## begin THE INPUT

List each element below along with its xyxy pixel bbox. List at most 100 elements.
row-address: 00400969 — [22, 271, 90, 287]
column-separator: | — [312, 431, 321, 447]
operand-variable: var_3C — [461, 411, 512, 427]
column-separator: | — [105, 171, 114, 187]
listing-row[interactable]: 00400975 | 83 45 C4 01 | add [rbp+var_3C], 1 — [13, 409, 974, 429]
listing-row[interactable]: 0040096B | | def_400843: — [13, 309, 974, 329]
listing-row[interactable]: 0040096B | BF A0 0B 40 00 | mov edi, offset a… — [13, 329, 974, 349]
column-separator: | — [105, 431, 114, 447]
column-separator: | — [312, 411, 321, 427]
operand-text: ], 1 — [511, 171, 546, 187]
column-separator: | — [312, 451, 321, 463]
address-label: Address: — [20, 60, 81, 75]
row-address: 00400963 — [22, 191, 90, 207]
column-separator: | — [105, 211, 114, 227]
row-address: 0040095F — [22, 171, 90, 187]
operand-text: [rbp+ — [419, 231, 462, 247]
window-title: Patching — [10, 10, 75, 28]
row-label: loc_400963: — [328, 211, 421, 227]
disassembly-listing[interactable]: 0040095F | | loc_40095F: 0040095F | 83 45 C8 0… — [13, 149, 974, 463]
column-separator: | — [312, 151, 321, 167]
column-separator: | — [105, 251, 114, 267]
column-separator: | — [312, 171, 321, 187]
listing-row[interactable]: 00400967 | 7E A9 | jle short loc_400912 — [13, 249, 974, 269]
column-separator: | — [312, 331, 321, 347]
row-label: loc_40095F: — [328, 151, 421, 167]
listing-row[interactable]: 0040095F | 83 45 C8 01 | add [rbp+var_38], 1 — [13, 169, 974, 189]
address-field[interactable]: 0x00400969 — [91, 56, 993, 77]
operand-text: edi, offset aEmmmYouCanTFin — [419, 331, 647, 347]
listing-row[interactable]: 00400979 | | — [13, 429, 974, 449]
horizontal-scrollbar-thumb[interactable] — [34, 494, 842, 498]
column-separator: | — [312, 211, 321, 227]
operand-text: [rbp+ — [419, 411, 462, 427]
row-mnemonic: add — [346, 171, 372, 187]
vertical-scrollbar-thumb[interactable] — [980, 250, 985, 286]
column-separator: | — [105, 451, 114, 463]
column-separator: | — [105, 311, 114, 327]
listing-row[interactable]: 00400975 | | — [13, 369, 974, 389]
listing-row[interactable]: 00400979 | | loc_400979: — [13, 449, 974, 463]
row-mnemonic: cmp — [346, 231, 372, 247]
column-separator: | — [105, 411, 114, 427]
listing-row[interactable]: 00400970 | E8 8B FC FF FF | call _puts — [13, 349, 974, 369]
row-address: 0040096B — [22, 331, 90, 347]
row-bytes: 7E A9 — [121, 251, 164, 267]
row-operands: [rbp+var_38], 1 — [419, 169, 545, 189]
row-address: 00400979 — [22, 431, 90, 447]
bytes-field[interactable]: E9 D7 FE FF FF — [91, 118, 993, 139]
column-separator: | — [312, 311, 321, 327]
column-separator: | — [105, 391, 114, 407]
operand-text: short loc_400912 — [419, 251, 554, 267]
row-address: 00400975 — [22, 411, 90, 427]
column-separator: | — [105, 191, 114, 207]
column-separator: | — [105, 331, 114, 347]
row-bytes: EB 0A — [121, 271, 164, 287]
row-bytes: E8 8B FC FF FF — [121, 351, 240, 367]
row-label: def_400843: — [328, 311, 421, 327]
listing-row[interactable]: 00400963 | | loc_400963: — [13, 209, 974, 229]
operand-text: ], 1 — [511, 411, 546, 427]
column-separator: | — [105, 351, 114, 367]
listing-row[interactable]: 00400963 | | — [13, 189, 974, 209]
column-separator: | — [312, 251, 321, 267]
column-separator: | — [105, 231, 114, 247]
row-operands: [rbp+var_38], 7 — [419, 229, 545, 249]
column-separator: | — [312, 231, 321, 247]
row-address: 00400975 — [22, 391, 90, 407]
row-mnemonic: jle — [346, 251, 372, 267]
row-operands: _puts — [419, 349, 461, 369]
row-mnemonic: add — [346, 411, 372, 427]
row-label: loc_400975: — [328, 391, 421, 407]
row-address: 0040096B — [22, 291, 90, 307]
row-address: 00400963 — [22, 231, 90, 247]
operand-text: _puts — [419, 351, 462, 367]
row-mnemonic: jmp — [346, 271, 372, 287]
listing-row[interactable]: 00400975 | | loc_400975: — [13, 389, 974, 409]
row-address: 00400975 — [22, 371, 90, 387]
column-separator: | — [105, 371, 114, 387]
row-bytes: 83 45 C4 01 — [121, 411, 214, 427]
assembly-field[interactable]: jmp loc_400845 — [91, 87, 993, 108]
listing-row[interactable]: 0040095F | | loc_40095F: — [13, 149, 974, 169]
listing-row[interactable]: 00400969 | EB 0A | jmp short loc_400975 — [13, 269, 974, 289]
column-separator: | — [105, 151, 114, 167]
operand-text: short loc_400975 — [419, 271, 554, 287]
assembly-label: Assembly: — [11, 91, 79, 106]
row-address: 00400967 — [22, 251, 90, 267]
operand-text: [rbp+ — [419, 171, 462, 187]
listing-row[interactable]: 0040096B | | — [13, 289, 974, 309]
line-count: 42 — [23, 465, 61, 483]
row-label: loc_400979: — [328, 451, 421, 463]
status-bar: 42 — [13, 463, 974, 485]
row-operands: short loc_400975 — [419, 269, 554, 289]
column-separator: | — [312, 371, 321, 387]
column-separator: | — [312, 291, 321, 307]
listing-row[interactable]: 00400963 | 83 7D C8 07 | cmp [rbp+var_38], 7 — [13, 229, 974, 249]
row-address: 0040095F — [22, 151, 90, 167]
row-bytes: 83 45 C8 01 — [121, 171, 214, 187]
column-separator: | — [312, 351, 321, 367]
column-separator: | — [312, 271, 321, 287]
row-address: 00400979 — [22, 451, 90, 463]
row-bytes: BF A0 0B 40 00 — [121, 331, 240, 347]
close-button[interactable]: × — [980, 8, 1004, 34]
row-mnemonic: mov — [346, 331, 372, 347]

## end THE INPUT

▸ **WRITTEN INSTRUCTION**:
Copy the items above again, replacing "column-separator" with "column-divider" wherever it occurs and leaving everything else unchanged.

▸ **EXERCISE OUTPUT**:
List each element below along with its xyxy pixel bbox. List at most 100 elements.
row-address: 00400969 — [22, 271, 90, 287]
column-divider: | — [312, 431, 321, 447]
operand-variable: var_3C — [461, 411, 512, 427]
column-divider: | — [105, 171, 114, 187]
listing-row[interactable]: 00400975 | 83 45 C4 01 | add [rbp+var_3C], 1 — [13, 409, 974, 429]
listing-row[interactable]: 0040096B | | def_400843: — [13, 309, 974, 329]
listing-row[interactable]: 0040096B | BF A0 0B 40 00 | mov edi, offset a… — [13, 329, 974, 349]
column-divider: | — [105, 431, 114, 447]
column-divider: | — [312, 411, 321, 427]
operand-text: ], 1 — [511, 171, 546, 187]
column-divider: | — [312, 451, 321, 463]
address-label: Address: — [20, 60, 81, 75]
row-address: 00400963 — [22, 191, 90, 207]
column-divider: | — [105, 211, 114, 227]
row-address: 0040095F — [22, 171, 90, 187]
operand-text: [rbp+ — [419, 231, 462, 247]
window-title: Patching — [10, 10, 75, 28]
row-label: loc_400963: — [328, 211, 421, 227]
disassembly-listing[interactable]: 0040095F | | loc_40095F: 0040095F | 83 45 C8 0… — [13, 149, 974, 463]
column-divider: | — [312, 151, 321, 167]
column-divider: | — [105, 251, 114, 267]
column-divider: | — [312, 171, 321, 187]
listing-row[interactable]: 00400967 | 7E A9 | jle short loc_400912 — [13, 249, 974, 269]
column-divider: | — [312, 331, 321, 347]
row-label: loc_40095F: — [328, 151, 421, 167]
listing-row[interactable]: 0040095F | 83 45 C8 01 | add [rbp+var_38], 1 — [13, 169, 974, 189]
address-field[interactable]: 0x00400969 — [91, 56, 993, 77]
operand-text: edi, offset aEmmmYouCanTFin — [419, 331, 647, 347]
listing-row[interactable]: 00400979 | | — [13, 429, 974, 449]
horizontal-scrollbar-thumb[interactable] — [34, 494, 842, 498]
column-divider: | — [312, 211, 321, 227]
operand-text: [rbp+ — [419, 411, 462, 427]
row-mnemonic: add — [346, 171, 372, 187]
vertical-scrollbar-thumb[interactable] — [980, 250, 985, 286]
column-divider: | — [105, 451, 114, 463]
column-divider: | — [105, 311, 114, 327]
listing-row[interactable]: 00400975 | | — [13, 369, 974, 389]
listing-row[interactable]: 00400979 | | loc_400979: — [13, 449, 974, 463]
row-mnemonic: cmp — [346, 231, 372, 247]
column-divider: | — [105, 411, 114, 427]
listing-row[interactable]: 00400970 | E8 8B FC FF FF | call _puts — [13, 349, 974, 369]
row-address: 0040096B — [22, 331, 90, 347]
row-bytes: 7E A9 — [121, 251, 164, 267]
row-operands: [rbp+var_38], 1 — [419, 169, 545, 189]
row-address: 00400979 — [22, 431, 90, 447]
bytes-field[interactable]: E9 D7 FE FF FF — [91, 118, 993, 139]
column-divider: | — [312, 311, 321, 327]
column-divider: | — [105, 391, 114, 407]
operand-text: short loc_400912 — [419, 251, 554, 267]
row-address: 00400975 — [22, 411, 90, 427]
column-divider: | — [105, 191, 114, 207]
column-divider: | — [105, 331, 114, 347]
row-bytes: EB 0A — [121, 271, 164, 287]
row-bytes: E8 8B FC FF FF — [121, 351, 240, 367]
row-label: def_400843: — [328, 311, 421, 327]
listing-row[interactable]: 00400963 | | loc_400963: — [13, 209, 974, 229]
operand-text: ], 1 — [511, 411, 546, 427]
column-divider: | — [105, 351, 114, 367]
listing-row[interactable]: 00400963 | | — [13, 189, 974, 209]
column-divider: | — [312, 251, 321, 267]
column-divider: | — [105, 231, 114, 247]
row-operands: [rbp+var_38], 7 — [419, 229, 545, 249]
column-divider: | — [312, 231, 321, 247]
row-address: 00400975 — [22, 391, 90, 407]
row-mnemonic: jle — [346, 251, 372, 267]
row-operands: _puts — [419, 349, 461, 369]
row-mnemonic: add — [346, 411, 372, 427]
row-label: loc_400975: — [328, 391, 421, 407]
row-address: 0040096B — [22, 291, 90, 307]
row-address: 00400963 — [22, 231, 90, 247]
operand-text: _puts — [419, 351, 462, 367]
row-mnemonic: jmp — [346, 271, 372, 287]
listing-row[interactable]: 00400975 | | loc_400975: — [13, 389, 974, 409]
row-address: 00400975 — [22, 371, 90, 387]
column-divider: | — [105, 371, 114, 387]
row-bytes: 83 45 C4 01 — [121, 411, 214, 427]
assembly-field[interactable]: jmp loc_400845 — [91, 87, 993, 108]
listing-row[interactable]: 0040095F | | loc_40095F: — [13, 149, 974, 169]
listing-row[interactable]: 00400969 | EB 0A | jmp short loc_400975 — [13, 269, 974, 289]
column-divider: | — [105, 151, 114, 167]
operand-text: short loc_400975 — [419, 271, 554, 287]
assembly-label: Assembly: — [11, 91, 79, 106]
row-address: 00400967 — [22, 251, 90, 267]
operand-text: [rbp+ — [419, 171, 462, 187]
listing-row[interactable]: 0040096B | | — [13, 289, 974, 309]
line-count: 42 — [23, 465, 61, 483]
row-label: loc_400979: — [328, 451, 421, 463]
status-bar: 42 — [13, 463, 974, 485]
row-operands: short loc_400975 — [419, 269, 554, 289]
column-divider: | — [312, 371, 321, 387]
column-divider: | — [312, 291, 321, 307]
listing-row[interactable]: 00400963 | 83 7D C8 07 | cmp [rbp+var_38], 7 — [13, 229, 974, 249]
row-address: 0040095F — [22, 151, 90, 167]
row-bytes: 83 45 C8 01 — [121, 171, 214, 187]
column-divider: | — [312, 351, 321, 367]
column-divider: | — [312, 271, 321, 287]
row-address: 00400979 — [22, 451, 90, 463]
row-bytes: BF A0 0B 40 00 — [121, 331, 240, 347]
close-button[interactable]: × — [980, 8, 1004, 34]
row-mnemonic: mov — [346, 331, 372, 347]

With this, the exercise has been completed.